EXERCISE BRIEF
Gather each line in the entries that includes the string "sheet".

EXCERPTED RECORDS
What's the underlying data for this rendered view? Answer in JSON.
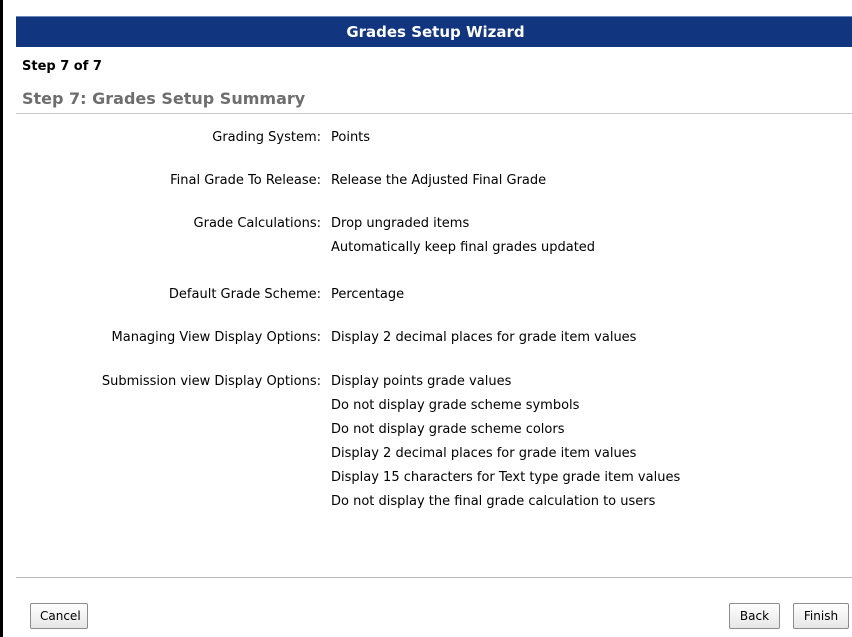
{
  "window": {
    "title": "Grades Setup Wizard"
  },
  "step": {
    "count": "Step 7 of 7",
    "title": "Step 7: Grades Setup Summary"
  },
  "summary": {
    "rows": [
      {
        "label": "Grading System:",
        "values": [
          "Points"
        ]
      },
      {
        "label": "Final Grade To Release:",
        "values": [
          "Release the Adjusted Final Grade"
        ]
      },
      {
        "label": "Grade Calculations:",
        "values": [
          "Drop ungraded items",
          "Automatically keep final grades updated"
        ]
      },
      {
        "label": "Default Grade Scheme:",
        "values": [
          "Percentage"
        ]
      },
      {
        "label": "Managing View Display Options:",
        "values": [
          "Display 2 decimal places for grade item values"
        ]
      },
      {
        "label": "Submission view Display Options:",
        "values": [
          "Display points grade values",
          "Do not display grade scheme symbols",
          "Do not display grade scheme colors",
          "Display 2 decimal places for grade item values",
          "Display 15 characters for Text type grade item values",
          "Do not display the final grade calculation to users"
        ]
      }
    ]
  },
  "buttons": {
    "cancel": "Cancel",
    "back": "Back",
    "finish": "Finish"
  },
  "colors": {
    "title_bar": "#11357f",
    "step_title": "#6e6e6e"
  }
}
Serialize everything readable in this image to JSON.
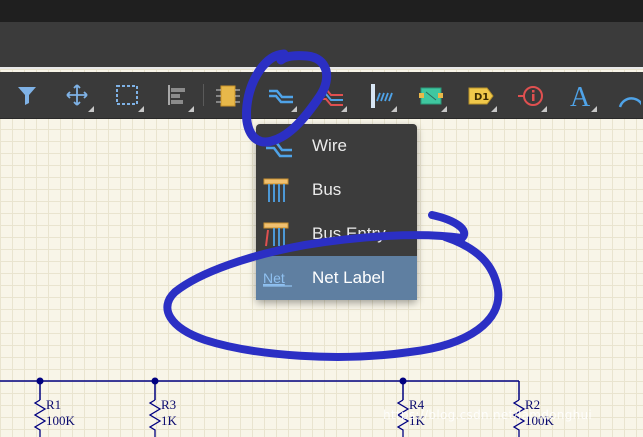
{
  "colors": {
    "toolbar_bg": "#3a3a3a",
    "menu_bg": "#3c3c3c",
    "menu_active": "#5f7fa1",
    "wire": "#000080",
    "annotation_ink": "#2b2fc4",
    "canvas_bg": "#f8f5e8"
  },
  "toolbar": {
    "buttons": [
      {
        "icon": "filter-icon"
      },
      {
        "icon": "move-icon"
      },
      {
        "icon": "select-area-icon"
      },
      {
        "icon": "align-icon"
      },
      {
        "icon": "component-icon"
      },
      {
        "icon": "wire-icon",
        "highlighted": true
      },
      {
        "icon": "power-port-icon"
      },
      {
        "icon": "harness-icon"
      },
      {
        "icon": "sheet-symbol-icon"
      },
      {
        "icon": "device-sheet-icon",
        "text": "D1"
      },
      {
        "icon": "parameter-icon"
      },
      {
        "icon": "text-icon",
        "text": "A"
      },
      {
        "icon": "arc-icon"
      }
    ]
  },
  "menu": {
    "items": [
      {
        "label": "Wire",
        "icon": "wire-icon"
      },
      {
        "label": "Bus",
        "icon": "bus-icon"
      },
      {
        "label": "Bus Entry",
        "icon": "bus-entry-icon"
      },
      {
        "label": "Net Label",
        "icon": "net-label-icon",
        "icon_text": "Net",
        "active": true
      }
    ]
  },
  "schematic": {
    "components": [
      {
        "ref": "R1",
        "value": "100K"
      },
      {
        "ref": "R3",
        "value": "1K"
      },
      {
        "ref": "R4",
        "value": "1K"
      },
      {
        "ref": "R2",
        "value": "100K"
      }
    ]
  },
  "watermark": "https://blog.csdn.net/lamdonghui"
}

---

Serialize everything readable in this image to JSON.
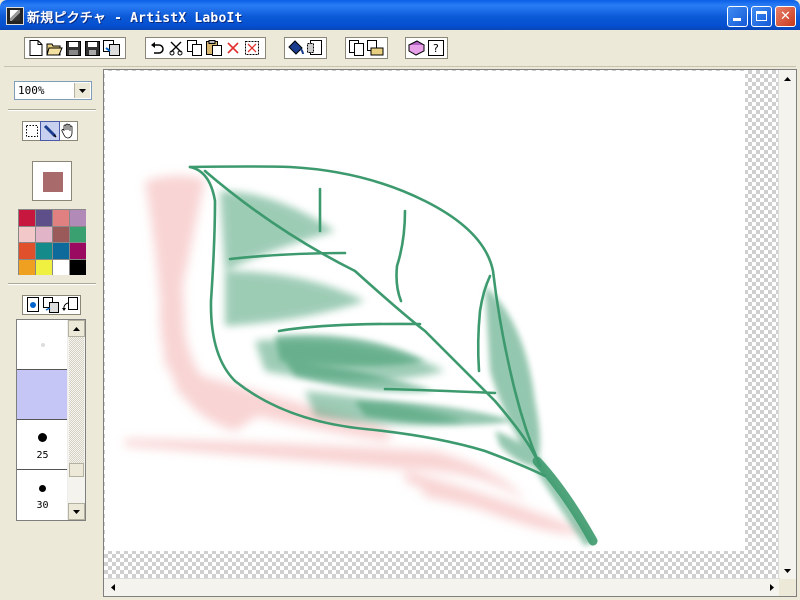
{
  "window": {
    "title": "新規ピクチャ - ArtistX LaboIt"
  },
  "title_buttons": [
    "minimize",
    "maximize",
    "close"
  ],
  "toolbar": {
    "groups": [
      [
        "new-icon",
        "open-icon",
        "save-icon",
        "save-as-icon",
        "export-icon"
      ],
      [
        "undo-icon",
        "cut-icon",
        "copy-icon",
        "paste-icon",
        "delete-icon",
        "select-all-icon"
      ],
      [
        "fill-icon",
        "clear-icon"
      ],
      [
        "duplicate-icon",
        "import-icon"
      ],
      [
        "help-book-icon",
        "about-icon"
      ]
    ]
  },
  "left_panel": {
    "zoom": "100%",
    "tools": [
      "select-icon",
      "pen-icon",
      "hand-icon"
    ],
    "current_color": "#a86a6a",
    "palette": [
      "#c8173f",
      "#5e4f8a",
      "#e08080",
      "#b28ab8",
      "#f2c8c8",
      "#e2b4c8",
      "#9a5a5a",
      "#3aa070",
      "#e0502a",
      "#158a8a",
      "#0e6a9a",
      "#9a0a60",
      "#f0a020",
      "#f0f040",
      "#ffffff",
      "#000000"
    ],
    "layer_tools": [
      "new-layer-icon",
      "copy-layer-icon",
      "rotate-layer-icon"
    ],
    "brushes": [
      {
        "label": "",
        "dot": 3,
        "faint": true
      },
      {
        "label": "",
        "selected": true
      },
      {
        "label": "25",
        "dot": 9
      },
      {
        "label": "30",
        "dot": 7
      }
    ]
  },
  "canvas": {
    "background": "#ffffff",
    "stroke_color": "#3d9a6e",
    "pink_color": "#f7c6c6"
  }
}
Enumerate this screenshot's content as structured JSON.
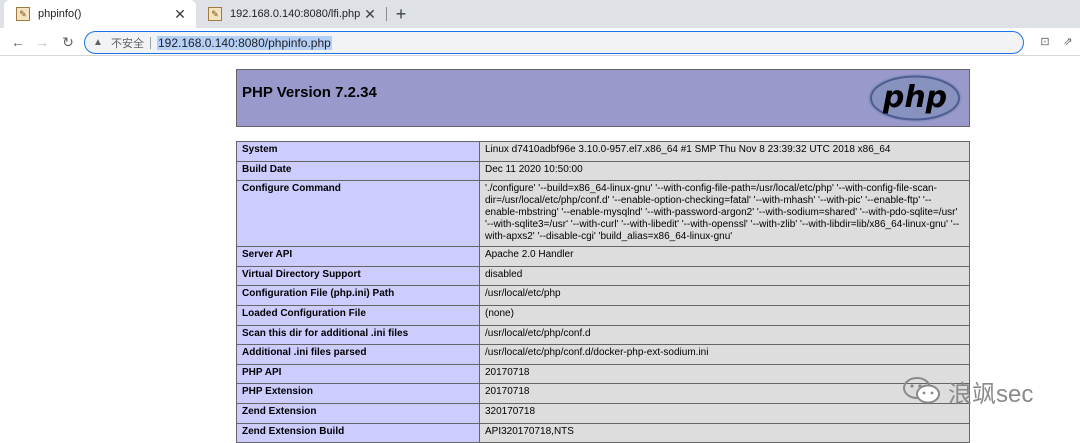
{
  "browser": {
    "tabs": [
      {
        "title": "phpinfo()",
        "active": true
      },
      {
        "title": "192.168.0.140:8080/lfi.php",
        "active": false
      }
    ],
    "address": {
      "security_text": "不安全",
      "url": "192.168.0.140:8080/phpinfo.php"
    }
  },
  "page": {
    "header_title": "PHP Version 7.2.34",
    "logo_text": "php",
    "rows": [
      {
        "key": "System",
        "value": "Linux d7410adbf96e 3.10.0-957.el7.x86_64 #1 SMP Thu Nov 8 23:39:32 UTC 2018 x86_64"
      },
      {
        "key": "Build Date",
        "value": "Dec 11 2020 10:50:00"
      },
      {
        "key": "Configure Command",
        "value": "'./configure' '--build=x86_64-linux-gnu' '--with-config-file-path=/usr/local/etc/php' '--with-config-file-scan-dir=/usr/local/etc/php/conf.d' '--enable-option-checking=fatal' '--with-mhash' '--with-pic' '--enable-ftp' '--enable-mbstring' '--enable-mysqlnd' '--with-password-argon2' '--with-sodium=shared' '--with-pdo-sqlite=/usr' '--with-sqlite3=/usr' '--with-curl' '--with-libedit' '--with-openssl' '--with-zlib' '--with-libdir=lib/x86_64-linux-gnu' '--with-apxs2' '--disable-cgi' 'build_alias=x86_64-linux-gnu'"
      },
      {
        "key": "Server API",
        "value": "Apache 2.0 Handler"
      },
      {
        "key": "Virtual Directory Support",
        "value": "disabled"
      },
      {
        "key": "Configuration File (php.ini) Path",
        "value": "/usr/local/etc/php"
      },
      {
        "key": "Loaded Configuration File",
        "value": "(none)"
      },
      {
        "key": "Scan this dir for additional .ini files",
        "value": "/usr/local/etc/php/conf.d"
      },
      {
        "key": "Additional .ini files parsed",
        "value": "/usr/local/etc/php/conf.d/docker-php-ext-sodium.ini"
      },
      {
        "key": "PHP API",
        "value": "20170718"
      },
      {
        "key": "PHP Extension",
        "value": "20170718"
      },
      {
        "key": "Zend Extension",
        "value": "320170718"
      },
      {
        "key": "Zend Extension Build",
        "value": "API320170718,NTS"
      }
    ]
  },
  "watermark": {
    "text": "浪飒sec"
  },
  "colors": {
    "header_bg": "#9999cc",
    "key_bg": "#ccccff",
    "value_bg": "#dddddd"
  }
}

FINISHED ANSWER
        "icon": "sheet-symbol-icon"
        "icon": "device-sheet-icon",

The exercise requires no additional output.